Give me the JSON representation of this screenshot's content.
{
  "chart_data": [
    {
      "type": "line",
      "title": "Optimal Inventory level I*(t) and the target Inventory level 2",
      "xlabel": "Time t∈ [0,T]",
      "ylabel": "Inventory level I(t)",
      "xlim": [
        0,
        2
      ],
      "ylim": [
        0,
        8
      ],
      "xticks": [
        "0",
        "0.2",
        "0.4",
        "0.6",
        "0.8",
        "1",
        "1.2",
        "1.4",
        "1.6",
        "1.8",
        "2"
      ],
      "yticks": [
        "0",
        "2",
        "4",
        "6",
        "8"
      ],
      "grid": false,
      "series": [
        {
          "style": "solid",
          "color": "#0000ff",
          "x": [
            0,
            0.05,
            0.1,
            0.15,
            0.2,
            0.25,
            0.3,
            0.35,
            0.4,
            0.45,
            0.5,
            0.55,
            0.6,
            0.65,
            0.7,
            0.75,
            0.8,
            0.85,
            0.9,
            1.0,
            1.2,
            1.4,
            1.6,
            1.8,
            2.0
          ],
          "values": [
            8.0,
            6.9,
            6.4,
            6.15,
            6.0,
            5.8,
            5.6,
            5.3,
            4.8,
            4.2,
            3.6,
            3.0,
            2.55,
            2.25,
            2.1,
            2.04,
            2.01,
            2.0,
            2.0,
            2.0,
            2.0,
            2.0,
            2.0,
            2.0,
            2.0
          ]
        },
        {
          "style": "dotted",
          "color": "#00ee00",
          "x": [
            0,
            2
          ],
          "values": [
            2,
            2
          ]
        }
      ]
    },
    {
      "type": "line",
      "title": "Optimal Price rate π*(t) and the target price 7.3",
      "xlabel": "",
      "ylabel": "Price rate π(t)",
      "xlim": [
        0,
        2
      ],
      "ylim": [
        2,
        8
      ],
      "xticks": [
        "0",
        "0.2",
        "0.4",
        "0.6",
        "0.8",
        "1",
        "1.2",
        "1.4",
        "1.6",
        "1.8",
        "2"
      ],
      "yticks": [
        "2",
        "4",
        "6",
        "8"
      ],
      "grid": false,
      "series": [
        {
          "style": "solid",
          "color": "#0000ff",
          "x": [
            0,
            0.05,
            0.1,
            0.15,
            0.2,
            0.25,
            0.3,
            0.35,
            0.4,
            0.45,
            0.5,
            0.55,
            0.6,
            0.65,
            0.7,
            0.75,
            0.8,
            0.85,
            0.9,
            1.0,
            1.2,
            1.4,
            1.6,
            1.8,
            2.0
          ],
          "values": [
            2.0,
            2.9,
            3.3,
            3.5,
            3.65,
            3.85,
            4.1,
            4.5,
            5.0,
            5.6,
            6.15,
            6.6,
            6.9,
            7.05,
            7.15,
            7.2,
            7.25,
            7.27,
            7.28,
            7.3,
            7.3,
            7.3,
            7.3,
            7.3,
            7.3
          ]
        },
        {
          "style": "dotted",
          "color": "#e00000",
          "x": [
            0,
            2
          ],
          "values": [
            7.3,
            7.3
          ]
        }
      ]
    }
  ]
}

- _Goal of the exercise_
Pick out each line in the material containing "Price".

- _Answer_
      "title": "Optimal Price rate π*(t) and the target price 7.3",
      "ylabel": "Price rate π(t)",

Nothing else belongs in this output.